[Data records]
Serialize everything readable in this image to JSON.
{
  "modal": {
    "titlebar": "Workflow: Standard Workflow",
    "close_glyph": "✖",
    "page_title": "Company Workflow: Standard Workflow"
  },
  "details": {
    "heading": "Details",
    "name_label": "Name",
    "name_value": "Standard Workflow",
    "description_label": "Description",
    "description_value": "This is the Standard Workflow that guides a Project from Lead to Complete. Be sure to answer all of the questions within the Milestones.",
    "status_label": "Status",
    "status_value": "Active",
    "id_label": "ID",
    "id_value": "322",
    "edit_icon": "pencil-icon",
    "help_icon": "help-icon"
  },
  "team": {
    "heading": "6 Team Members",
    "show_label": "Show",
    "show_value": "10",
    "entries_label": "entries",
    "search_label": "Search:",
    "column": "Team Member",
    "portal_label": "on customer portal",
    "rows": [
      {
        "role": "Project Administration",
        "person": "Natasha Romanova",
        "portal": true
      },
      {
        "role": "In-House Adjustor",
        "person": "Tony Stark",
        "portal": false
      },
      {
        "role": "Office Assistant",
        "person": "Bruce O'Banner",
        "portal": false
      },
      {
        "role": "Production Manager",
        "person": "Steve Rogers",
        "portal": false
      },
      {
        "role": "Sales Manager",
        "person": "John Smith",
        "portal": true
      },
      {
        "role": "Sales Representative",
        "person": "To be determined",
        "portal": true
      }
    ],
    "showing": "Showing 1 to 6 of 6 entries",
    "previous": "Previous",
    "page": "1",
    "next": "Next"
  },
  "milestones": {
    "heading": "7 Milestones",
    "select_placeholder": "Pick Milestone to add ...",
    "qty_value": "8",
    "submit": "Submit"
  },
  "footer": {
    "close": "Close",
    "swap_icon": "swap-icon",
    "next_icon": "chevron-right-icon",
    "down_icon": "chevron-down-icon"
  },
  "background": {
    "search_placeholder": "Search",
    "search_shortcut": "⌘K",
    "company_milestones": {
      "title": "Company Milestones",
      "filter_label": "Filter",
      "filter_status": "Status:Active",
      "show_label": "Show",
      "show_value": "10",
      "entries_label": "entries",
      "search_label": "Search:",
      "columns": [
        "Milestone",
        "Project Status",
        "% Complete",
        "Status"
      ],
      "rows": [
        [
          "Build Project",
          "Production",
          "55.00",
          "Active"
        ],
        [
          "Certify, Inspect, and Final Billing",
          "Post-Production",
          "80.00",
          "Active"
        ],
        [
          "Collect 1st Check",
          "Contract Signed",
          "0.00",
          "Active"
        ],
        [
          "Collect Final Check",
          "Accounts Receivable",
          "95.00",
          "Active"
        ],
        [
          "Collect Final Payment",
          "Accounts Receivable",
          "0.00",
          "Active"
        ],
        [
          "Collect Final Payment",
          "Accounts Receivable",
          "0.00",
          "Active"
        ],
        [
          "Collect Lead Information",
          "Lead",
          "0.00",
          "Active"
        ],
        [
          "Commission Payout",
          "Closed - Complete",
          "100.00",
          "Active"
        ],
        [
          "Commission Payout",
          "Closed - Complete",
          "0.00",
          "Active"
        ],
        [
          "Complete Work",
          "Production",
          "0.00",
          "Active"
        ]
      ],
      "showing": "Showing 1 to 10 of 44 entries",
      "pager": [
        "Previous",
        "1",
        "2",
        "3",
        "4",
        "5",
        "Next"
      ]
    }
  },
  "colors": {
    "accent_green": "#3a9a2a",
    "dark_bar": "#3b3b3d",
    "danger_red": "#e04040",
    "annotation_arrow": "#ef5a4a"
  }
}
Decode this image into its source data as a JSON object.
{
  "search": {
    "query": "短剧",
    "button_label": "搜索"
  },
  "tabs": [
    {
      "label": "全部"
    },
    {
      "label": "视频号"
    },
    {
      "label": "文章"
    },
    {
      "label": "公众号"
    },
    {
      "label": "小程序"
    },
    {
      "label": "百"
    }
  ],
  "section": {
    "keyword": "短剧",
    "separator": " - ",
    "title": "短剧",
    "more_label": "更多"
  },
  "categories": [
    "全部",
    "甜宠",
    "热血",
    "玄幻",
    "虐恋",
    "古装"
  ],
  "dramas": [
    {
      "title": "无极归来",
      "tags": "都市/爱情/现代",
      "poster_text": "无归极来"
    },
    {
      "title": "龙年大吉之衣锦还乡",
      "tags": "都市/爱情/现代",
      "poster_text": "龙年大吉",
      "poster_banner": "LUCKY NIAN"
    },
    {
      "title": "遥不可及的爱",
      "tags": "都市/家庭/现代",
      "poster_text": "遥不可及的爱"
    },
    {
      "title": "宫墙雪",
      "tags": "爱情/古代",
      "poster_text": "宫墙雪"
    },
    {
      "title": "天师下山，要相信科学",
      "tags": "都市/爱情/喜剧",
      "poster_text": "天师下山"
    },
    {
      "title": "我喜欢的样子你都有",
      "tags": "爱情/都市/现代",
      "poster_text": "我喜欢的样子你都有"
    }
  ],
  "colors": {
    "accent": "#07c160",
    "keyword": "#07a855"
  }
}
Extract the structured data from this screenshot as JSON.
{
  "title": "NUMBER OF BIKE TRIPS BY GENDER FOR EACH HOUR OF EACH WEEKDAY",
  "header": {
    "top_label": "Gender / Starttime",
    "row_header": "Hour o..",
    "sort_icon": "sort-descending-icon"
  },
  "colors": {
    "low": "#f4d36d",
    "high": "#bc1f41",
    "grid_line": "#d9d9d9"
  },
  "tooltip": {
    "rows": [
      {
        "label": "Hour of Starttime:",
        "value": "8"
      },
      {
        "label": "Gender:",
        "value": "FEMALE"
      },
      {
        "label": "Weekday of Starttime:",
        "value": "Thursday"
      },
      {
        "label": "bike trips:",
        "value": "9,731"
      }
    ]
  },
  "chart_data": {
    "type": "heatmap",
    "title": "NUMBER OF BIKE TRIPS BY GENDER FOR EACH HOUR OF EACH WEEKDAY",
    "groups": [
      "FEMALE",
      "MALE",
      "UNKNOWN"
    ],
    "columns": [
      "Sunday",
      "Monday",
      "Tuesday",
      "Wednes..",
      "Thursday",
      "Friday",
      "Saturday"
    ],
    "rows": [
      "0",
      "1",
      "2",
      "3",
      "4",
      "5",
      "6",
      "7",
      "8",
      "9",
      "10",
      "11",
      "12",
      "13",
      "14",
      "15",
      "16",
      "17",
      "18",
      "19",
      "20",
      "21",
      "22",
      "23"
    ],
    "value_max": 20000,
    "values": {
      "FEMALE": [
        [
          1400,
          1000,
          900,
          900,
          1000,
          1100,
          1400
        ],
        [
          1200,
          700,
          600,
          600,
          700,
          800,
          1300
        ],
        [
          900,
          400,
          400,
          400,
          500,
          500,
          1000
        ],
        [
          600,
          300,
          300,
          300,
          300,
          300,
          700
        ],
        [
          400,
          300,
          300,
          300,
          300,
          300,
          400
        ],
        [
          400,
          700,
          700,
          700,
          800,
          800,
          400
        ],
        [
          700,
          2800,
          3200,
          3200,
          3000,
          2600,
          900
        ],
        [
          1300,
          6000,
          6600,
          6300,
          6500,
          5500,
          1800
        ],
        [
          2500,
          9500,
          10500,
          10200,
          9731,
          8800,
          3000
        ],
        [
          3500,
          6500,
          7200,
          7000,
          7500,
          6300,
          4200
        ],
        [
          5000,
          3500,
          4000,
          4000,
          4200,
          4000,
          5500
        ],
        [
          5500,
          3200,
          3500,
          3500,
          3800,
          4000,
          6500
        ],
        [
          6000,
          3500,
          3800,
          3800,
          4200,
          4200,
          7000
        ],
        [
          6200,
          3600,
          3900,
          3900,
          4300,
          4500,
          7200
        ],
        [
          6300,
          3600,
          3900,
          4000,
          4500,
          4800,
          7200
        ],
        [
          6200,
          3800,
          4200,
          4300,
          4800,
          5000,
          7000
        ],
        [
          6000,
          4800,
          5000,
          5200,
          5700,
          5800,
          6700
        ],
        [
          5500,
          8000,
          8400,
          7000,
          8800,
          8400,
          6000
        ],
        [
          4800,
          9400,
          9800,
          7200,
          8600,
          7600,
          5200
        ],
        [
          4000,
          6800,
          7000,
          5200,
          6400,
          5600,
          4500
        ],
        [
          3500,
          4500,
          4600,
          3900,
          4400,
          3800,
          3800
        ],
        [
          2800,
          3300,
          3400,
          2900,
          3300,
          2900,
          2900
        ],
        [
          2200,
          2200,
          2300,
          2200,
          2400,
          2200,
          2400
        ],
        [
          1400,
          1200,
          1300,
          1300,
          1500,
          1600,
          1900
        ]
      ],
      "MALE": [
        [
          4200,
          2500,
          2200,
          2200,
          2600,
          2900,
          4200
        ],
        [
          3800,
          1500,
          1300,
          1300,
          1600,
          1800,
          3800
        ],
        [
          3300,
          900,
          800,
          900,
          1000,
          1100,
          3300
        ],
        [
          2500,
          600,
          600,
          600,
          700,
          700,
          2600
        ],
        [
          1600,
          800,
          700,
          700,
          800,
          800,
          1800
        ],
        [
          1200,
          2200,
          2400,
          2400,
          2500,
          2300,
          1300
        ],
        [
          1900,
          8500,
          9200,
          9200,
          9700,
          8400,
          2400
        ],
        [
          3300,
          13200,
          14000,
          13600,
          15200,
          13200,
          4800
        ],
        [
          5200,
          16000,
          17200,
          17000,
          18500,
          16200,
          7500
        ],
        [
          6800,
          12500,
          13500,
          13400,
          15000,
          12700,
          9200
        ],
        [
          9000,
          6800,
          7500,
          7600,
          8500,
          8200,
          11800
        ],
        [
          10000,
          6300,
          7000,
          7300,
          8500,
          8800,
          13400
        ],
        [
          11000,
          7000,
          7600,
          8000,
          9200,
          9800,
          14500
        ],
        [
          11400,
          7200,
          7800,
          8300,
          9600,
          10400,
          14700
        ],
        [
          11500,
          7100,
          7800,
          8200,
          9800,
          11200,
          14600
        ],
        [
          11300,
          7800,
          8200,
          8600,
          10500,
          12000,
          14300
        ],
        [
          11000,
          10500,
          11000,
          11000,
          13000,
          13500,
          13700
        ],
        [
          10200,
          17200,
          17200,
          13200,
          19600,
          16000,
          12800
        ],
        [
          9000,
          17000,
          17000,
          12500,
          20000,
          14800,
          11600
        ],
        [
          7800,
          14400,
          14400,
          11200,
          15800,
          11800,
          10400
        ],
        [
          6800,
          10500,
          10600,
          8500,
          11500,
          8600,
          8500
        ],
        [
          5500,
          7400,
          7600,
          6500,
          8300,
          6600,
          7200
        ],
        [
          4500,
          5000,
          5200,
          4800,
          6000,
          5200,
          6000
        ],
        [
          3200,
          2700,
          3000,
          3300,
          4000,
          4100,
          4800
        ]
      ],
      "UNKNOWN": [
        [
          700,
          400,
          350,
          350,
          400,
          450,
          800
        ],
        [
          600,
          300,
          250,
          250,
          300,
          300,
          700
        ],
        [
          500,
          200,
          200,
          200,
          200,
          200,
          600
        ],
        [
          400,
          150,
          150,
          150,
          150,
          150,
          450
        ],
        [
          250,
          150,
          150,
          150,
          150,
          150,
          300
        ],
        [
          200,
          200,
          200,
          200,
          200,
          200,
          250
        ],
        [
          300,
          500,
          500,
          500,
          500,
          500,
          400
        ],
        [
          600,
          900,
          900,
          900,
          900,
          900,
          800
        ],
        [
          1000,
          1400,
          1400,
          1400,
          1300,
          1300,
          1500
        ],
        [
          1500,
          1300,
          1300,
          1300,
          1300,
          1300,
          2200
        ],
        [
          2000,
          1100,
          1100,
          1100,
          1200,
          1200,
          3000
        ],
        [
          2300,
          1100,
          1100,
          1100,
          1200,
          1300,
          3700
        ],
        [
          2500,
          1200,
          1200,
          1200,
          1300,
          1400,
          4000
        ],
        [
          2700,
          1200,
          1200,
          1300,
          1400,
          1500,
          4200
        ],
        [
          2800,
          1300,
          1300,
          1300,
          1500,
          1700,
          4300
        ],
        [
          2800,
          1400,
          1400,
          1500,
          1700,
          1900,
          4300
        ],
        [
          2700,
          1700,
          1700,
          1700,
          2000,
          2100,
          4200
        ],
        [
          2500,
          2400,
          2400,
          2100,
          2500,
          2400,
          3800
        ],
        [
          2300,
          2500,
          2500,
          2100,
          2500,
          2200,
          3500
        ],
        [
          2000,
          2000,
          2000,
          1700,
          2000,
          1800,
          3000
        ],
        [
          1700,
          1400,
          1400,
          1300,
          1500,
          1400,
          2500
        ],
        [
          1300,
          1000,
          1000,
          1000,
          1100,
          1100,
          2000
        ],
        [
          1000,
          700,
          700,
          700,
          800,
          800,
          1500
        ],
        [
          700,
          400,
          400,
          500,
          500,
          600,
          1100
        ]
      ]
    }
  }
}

▸ **Aim**
Look through the material and copy each line that has "from".

▸ **Task result**
    "description_value": "This is the Standard Workflow that guides a Project from Lead to Complete. Be sure to answer all of the questions within the Milestones.",
Extract the structured data from this screenshot as JSON.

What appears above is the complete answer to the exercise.